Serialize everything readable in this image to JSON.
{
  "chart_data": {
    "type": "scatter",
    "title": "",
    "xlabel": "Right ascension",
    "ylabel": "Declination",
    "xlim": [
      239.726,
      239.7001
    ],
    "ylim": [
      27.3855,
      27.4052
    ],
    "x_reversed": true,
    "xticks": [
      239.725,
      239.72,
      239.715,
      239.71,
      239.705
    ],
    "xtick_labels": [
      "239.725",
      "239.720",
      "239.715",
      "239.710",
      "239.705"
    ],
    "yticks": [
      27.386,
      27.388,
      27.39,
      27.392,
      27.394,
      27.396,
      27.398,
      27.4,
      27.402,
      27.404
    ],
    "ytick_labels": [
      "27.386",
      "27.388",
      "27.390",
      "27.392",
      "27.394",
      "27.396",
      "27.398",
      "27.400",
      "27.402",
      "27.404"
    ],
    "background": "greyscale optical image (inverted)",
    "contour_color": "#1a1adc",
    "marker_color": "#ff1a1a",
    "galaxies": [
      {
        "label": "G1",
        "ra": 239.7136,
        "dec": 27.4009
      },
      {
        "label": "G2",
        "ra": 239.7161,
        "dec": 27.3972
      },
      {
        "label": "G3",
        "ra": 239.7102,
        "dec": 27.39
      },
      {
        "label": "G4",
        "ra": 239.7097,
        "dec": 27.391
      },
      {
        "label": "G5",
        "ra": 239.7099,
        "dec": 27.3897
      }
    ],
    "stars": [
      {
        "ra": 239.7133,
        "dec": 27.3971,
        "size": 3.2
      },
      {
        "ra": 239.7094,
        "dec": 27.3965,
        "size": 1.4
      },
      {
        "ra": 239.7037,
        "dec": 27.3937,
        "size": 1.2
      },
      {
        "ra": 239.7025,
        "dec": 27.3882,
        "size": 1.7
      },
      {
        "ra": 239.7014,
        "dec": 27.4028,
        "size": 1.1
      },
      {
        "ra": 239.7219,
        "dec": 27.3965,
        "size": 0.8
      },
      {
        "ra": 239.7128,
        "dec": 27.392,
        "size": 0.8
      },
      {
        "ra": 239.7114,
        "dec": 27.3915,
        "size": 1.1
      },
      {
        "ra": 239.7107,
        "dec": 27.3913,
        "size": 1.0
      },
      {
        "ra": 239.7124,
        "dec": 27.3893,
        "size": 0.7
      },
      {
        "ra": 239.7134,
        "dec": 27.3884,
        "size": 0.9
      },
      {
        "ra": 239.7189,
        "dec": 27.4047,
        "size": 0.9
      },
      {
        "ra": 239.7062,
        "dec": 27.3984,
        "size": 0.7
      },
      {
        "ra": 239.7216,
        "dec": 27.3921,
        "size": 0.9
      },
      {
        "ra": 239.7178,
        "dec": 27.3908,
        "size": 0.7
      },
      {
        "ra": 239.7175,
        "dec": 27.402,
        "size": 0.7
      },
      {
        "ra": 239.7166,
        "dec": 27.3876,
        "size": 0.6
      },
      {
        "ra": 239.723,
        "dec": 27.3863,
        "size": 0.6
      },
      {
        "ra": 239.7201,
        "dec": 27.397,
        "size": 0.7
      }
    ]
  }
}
__________________________________________________
WORK TO COMPLETE. Quote all the records. Keep every word exact.

EXERCISE SOLUTION.
Serialize everything readable in this image to JSON.
{
  "chart_data": {
    "type": "scatter",
    "title": "",
    "xlabel": "Right ascension",
    "ylabel": "Declination",
    "xlim": [
      239.726,
      239.7001
    ],
    "ylim": [
      27.3855,
      27.4052
    ],
    "x_reversed": true,
    "xticks": [
      239.725,
      239.72,
      239.715,
      239.71,
      239.705
    ],
    "xtick_labels": [
      "239.725",
      "239.720",
      "239.715",
      "239.710",
      "239.705"
    ],
    "yticks": [
      27.386,
      27.388,
      27.39,
      27.392,
      27.394,
      27.396,
      27.398,
      27.4,
      27.402,
      27.404
    ],
    "ytick_labels": [
      "27.386",
      "27.388",
      "27.390",
      "27.392",
      "27.394",
      "27.396",
      "27.398",
      "27.400",
      "27.402",
      "27.404"
    ],
    "background": "greyscale optical image (inverted)",
    "contour_color": "#1a1adc",
    "marker_color": "#ff1a1a",
    "galaxies": [
      {
        "label": "G1",
        "ra": 239.7136,
        "dec": 27.4009
      },
      {
        "label": "G2",
        "ra": 239.7161,
        "dec": 27.3972
      },
      {
        "label": "G3",
        "ra": 239.7102,
        "dec": 27.39
      },
      {
        "label": "G4",
        "ra": 239.7097,
        "dec": 27.391
      },
      {
        "label": "G5",
        "ra": 239.7099,
        "dec": 27.3897
      }
    ],
    "stars": [
      {
        "ra": 239.7133,
        "dec": 27.3971,
        "size": 3.2
      },
      {
        "ra": 239.7094,
        "dec": 27.3965,
        "size": 1.4
      },
      {
        "ra": 239.7037,
        "dec": 27.3937,
        "size": 1.2
      },
      {
        "ra": 239.7025,
        "dec": 27.3882,
        "size": 1.7
      },
      {
        "ra": 239.7014,
        "dec": 27.4028,
        "size": 1.1
      },
      {
        "ra": 239.7219,
        "dec": 27.3965,
        "size": 0.8
      },
      {
        "ra": 239.7128,
        "dec": 27.392,
        "size": 0.8
      },
      {
        "ra": 239.7114,
        "dec": 27.3915,
        "size": 1.1
      },
      {
        "ra": 239.7107,
        "dec": 27.3913,
        "size": 1.0
      },
      {
        "ra": 239.7124,
        "dec": 27.3893,
        "size": 0.7
      },
      {
        "ra": 239.7134,
        "dec": 27.3884,
        "size": 0.9
      },
      {
        "ra": 239.7189,
        "dec": 27.4047,
        "size": 0.9
      },
      {
        "ra": 239.7062,
        "dec": 27.3984,
        "size": 0.7
      },
      {
        "ra": 239.7216,
        "dec": 27.3921,
        "size": 0.9
      },
      {
        "ra": 239.7178,
        "dec": 27.3908,
        "size": 0.7
      },
      {
        "ra": 239.7175,
        "dec": 27.402,
        "size": 0.7
      },
      {
        "ra": 239.7166,
        "dec": 27.3876,
        "size": 0.6
      },
      {
        "ra": 239.723,
        "dec": 27.3863,
        "size": 0.6
      },
      {
        "ra": 239.7201,
        "dec": 27.397,
        "size": 0.7
      }
    ]
  }
}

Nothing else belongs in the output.